___ Given passage ___

In 1871 Philip Sewell inherited the Red House from his uncle John Wright. Further buildings were added in the 1890's when Ted Sewell joined his father at Dudwick, including another dormitory, market garden and swimming pool in 1904. In 1899 Alfred Babington took over as governor from his father. By 1910 there were 90 boys in the school.
In 1927 Mr. & Mrs. Clements were appointed Head master & matron. In 1937 Ted Sewell died without a suitable family heir and he left the Red House and Dudwick to his tea planting friend Percy Briscoe.
During the 1950's the Home Office took over the school which was then run by a Board of Governors made up from the founding families. The Home Office spent money on improving the school.
In 1984 it was sold to a Danish company Tvind who operated under the name of Argyle House registered in Jersey. They owned the Red House as a charity from 1984-1998.
They introduced boys who were out of control from various English Councils. They charged 750 per week for each boy.
During their tenure there were riots, burglaries and arson, and in the end after investigations by the Charity Commission, the Education Authority and the police, their education licence was withdrawn in 1998 and the school closed.
Since then rumours have circulated that Tvind were involved in many financial irregularities, and their Danish head was arrested by the FBI in Los Angeles in Feb 2002, and 8 Belgian directors have been arrested in July 2002. The headmaster of their other school at Winstead Hall School, near Hull, described the schools as pure money making machines and says that Tvind may have made 50 million out of its tenure of the Red House. Tvind operates world wide and has businesses in many other countries.
The school has now been sold to Care Principles who have renamed it Rowan House and are redeveloping it to house patients with challenging psychological problems. They anticipate employing 300 staff and having up to 80 patients housed in secure units.
The money left with the original Red House Trustees after the sale of the school to Twind, and repaying the Home Office for the money they spent, has now been put into a Trust called the Red House Charitable Trust which finances holiday stays for disadvantaged young people of Norfolk.

As of September 30th 2002 Rowan House was opened for business.
Red House School Red House School

This is a potted History.
The complete History of the Red House can be read here

UPDATE!
Message In A Bottle


The following Message was found in a bottle on site while building Rowan House.

___ Provided information ___

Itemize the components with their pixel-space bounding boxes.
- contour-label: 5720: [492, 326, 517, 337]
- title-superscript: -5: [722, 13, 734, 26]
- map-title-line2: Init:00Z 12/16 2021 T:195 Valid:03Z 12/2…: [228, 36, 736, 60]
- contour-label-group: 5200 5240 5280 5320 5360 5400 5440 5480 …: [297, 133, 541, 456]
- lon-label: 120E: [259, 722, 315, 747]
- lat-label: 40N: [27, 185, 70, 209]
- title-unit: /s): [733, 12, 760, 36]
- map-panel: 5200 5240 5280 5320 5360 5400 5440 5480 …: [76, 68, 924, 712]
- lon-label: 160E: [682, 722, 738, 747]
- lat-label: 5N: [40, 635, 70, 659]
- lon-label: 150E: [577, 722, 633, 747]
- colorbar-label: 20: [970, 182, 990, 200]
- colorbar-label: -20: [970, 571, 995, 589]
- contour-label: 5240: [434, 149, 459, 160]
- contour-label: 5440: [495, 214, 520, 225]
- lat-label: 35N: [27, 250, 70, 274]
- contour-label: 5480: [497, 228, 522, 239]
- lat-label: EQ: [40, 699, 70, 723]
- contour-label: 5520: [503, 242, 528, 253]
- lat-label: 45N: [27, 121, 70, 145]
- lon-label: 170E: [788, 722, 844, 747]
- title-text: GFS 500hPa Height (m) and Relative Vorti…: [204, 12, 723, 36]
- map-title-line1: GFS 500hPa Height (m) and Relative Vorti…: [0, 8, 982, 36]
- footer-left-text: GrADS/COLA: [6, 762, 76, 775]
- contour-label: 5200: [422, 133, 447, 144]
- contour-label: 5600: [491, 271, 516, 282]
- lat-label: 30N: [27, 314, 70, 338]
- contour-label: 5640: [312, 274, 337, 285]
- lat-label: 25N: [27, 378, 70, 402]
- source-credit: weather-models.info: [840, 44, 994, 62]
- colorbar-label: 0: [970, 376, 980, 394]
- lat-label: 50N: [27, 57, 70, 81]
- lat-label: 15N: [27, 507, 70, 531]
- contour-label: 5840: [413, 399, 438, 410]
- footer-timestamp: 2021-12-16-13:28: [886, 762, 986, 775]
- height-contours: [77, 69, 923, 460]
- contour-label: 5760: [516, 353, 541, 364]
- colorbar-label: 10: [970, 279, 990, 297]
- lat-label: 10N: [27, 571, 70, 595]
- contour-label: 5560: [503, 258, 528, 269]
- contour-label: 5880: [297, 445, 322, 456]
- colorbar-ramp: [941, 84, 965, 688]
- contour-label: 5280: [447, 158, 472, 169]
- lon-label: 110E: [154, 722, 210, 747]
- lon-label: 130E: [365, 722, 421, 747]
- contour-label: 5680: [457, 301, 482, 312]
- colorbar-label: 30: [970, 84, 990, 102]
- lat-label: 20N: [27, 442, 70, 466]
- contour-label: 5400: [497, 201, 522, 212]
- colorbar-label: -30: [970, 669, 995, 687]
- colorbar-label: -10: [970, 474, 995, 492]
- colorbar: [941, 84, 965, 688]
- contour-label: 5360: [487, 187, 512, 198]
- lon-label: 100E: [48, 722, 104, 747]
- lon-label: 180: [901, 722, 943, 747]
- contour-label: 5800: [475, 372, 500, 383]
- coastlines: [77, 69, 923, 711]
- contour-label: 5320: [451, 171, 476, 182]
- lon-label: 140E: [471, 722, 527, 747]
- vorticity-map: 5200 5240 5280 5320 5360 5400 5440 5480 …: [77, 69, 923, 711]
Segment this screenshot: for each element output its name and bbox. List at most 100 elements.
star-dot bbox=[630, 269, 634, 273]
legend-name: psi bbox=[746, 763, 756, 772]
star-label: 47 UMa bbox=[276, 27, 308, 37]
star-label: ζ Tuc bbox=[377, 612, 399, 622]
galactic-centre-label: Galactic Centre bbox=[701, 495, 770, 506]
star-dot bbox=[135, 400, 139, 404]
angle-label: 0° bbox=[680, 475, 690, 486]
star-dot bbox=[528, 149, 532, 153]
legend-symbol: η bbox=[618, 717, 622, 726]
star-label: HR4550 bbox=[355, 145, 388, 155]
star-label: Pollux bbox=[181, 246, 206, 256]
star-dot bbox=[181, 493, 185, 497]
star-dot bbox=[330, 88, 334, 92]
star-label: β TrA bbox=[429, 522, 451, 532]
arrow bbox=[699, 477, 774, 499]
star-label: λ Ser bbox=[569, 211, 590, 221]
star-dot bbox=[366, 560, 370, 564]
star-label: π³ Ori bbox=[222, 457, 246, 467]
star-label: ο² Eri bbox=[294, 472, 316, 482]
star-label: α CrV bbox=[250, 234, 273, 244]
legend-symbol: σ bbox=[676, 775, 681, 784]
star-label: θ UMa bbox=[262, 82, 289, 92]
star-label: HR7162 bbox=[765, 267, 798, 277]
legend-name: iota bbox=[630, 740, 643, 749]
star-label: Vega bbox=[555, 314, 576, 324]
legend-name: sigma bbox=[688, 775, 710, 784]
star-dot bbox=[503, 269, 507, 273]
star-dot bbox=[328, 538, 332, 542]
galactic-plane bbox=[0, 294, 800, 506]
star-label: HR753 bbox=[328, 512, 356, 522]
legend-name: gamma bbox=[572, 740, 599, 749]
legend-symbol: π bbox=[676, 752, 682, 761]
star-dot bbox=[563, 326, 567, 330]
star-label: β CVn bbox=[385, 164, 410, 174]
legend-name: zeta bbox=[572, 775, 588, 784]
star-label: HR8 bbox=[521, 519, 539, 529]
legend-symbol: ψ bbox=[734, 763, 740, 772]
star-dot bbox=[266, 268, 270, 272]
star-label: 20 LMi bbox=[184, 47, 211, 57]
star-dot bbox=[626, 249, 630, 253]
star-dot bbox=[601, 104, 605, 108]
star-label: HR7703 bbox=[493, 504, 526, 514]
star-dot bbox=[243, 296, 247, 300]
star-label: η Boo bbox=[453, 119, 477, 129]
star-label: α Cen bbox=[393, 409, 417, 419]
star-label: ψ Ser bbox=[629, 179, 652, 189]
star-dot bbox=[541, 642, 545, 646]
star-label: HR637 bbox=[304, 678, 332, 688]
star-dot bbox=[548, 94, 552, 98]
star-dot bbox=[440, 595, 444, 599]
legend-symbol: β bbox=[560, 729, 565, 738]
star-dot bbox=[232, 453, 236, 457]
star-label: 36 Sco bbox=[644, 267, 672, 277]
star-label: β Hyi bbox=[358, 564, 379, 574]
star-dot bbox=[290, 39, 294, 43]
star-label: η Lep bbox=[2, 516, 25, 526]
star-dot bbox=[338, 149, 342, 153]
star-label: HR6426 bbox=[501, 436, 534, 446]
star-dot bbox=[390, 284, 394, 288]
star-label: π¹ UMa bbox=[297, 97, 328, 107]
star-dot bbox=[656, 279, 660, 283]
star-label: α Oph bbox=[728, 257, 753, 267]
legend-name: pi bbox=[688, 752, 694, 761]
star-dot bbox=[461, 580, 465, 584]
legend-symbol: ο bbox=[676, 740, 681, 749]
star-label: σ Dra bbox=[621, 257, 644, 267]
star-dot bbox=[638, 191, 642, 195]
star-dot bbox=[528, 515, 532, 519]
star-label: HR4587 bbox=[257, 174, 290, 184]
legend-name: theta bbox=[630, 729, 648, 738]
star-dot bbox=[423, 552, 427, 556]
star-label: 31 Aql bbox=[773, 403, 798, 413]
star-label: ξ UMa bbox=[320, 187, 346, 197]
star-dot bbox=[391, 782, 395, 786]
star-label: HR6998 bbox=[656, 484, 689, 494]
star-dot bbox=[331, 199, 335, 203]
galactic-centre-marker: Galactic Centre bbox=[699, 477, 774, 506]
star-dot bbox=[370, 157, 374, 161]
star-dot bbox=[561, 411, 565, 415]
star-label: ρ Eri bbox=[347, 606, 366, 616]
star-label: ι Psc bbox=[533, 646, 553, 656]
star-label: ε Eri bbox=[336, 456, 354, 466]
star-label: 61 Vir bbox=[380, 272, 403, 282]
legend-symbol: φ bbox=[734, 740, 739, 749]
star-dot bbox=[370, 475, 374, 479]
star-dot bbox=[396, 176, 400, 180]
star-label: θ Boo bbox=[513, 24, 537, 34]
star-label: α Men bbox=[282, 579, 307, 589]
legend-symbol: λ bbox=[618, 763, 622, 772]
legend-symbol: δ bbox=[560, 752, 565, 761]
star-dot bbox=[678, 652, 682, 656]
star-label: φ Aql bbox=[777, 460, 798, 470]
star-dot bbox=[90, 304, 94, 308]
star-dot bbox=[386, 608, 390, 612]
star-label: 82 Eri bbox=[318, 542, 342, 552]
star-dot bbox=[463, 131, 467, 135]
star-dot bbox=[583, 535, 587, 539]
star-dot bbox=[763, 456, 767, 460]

___

## Exercises to complete
1. Summarize the Red House history in three sentences.
2. Reproduce the portion of the Red House history that opens with the words containing "Red House School Red" and closes with "building Rowan House.".
The material has no connection to the text.

## Expected outputs
1. The Red House passed to Philip Sewell in 1871, and more buildings were added from the 1890s, with 90 boys at the school by 1910. After the Home Office took it over in the 1950s, the school was sold in 1984 to the Danish company Tvind, whose education license was withdrawn in 1998 after riots, burglaries, arson and investigations, and the school closed. It was then sold to Care Principles, renamed Rowan House and opened on September 30th 2002 to house patients with challenging psychological problems.

2.
Red House School Red House School

This is a potted History.
The complete History of the Red House can be read here

UPDATE!
Message In A Bottle


The following Message was found in a bottle on site while building Rowan House.